**Written exercise:** Reproduce all of the data word for word.

Stored entries:
***

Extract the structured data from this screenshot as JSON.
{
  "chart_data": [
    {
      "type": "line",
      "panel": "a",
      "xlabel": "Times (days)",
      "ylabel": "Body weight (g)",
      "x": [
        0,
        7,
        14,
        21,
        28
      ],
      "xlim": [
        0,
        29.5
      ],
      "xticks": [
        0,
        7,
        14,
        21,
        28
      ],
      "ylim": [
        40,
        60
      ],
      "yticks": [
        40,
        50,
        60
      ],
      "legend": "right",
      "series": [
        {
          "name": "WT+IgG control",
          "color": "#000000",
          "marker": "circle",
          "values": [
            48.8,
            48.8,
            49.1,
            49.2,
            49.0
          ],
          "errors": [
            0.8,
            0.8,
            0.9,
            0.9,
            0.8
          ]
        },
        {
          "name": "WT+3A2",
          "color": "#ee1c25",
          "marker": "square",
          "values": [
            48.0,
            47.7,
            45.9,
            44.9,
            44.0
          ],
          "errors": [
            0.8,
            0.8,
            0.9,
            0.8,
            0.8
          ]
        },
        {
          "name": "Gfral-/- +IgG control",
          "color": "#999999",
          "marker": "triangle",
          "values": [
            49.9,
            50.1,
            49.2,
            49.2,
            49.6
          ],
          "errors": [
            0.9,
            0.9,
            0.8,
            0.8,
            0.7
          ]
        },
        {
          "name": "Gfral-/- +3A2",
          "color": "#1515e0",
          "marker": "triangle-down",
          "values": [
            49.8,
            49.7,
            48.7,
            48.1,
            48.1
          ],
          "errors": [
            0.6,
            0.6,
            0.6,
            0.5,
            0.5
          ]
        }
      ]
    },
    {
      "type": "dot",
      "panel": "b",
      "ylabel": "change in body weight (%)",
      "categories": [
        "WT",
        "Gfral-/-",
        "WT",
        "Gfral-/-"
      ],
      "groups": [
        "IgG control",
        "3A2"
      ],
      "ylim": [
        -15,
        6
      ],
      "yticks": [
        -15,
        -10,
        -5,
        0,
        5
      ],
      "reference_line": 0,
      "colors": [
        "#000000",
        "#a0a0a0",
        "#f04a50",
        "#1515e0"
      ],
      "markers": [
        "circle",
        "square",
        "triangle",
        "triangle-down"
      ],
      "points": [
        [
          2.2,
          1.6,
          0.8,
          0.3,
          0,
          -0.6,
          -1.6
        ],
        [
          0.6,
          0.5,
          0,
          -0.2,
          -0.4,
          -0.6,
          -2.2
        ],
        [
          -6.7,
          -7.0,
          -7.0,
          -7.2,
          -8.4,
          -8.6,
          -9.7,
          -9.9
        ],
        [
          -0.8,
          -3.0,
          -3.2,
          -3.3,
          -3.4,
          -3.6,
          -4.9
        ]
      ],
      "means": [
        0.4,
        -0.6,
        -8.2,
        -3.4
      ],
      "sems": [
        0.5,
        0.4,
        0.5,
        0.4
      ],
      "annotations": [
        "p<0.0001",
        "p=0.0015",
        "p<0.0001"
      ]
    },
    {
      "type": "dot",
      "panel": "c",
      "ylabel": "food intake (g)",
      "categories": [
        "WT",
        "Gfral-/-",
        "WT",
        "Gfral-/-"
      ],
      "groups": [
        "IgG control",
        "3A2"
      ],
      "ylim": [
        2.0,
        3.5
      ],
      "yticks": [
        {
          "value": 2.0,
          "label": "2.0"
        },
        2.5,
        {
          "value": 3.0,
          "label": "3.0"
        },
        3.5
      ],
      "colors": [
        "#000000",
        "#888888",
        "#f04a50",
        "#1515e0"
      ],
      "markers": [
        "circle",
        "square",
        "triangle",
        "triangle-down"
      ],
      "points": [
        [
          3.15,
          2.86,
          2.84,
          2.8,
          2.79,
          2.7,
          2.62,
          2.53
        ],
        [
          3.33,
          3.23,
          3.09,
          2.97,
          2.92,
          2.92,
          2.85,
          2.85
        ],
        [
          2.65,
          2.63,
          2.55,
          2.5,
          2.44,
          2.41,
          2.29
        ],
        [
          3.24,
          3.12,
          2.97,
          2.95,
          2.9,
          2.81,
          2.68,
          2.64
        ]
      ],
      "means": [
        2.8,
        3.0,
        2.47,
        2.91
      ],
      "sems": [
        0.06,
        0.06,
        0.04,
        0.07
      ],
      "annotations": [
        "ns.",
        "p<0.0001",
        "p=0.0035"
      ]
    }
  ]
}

***

**Output of the task:**
Extract the structured data from this screenshot as JSON.
{
  "chart_data": [
    {
      "type": "line",
      "panel": "a",
      "xlabel": "Times (days)",
      "ylabel": "Body weight (g)",
      "x": [
        0,
        7,
        14,
        21,
        28
      ],
      "xlim": [
        0,
        29.5
      ],
      "xticks": [
        0,
        7,
        14,
        21,
        28
      ],
      "ylim": [
        40,
        60
      ],
      "yticks": [
        40,
        50,
        60
      ],
      "legend": "right",
      "series": [
        {
          "name": "WT+IgG control",
          "color": "#000000",
          "marker": "circle",
          "values": [
            48.8,
            48.8,
            49.1,
            49.2,
            49.0
          ],
          "errors": [
            0.8,
            0.8,
            0.9,
            0.9,
            0.8
          ]
        },
        {
          "name": "WT+3A2",
          "color": "#ee1c25",
          "marker": "square",
          "values": [
            48.0,
            47.7,
            45.9,
            44.9,
            44.0
          ],
          "errors": [
            0.8,
            0.8,
            0.9,
            0.8,
            0.8
          ]
        },
        {
          "name": "Gfral-/- +IgG control",
          "color": "#999999",
          "marker": "triangle",
          "values": [
            49.9,
            50.1,
            49.2,
            49.2,
            49.6
          ],
          "errors": [
            0.9,
            0.9,
            0.8,
            0.8,
            0.7
          ]
        },
        {
          "name": "Gfral-/- +3A2",
          "color": "#1515e0",
          "marker": "triangle-down",
          "values": [
            49.8,
            49.7,
            48.7,
            48.1,
            48.1
          ],
          "errors": [
            0.6,
            0.6,
            0.6,
            0.5,
            0.5
          ]
        }
      ]
    },
    {
      "type": "dot",
      "panel": "b",
      "ylabel": "change in body weight (%)",
      "categories": [
        "WT",
        "Gfral-/-",
        "WT",
        "Gfral-/-"
      ],
      "groups": [
        "IgG control",
        "3A2"
      ],
      "ylim": [
        -15,
        6
      ],
      "yticks": [
        -15,
        -10,
        -5,
        0,
        5
      ],
      "reference_line": 0,
      "colors": [
        "#000000",
        "#a0a0a0",
        "#f04a50",
        "#1515e0"
      ],
      "markers": [
        "circle",
        "square",
        "triangle",
        "triangle-down"
      ],
      "points": [
        [
          2.2,
          1.6,
          0.8,
          0.3,
          0,
          -0.6,
          -1.6
        ],
        [
          0.6,
          0.5,
          0,
          -0.2,
          -0.4,
          -0.6,
          -2.2
        ],
        [
          -6.7,
          -7.0,
          -7.0,
          -7.2,
          -8.4,
          -8.6,
          -9.7,
          -9.9
        ],
        [
          -0.8,
          -3.0,
          -3.2,
          -3.3,
          -3.4,
          -3.6,
          -4.9
        ]
      ],
      "means": [
        0.4,
        -0.6,
        -8.2,
        -3.4
      ],
      "sems": [
        0.5,
        0.4,
        0.5,
        0.4
      ],
      "annotations": [
        "p<0.0001",
        "p=0.0015",
        "p<0.0001"
      ]
    },
    {
      "type": "dot",
      "panel": "c",
      "ylabel": "food intake (g)",
      "categories": [
        "WT",
        "Gfral-/-",
        "WT",
        "Gfral-/-"
      ],
      "groups": [
        "IgG control",
        "3A2"
      ],
      "ylim": [
        2.0,
        3.5
      ],
      "yticks": [
        {
          "value": 2.0,
          "label": "2.0"
        },
        2.5,
        {
          "value": 3.0,
          "label": "3.0"
        },
        3.5
      ],
      "colors": [
        "#000000",
        "#888888",
        "#f04a50",
        "#1515e0"
      ],
      "markers": [
        "circle",
        "square",
        "triangle",
        "triangle-down"
      ],
      "points": [
        [
          3.15,
          2.86,
          2.84,
          2.8,
          2.79,
          2.7,
          2.62,
          2.53
        ],
        [
          3.33,
          3.23,
          3.09,
          2.97,
          2.92,
          2.92,
          2.85,
          2.85
        ],
        [
          2.65,
          2.63,
          2.55,
          2.5,
          2.44,
          2.41,
          2.29
        ],
        [
          3.24,
          3.12,
          2.97,
          2.95,
          2.9,
          2.81,
          2.68,
          2.64
        ]
      ],
      "means": [
        2.8,
        3.0,
        2.47,
        2.91
      ],
      "sems": [
        0.06,
        0.06,
        0.04,
        0.07
      ],
      "annotations": [
        "ns.",
        "p<0.0001",
        "p=0.0035"
      ]
    }
  ]
}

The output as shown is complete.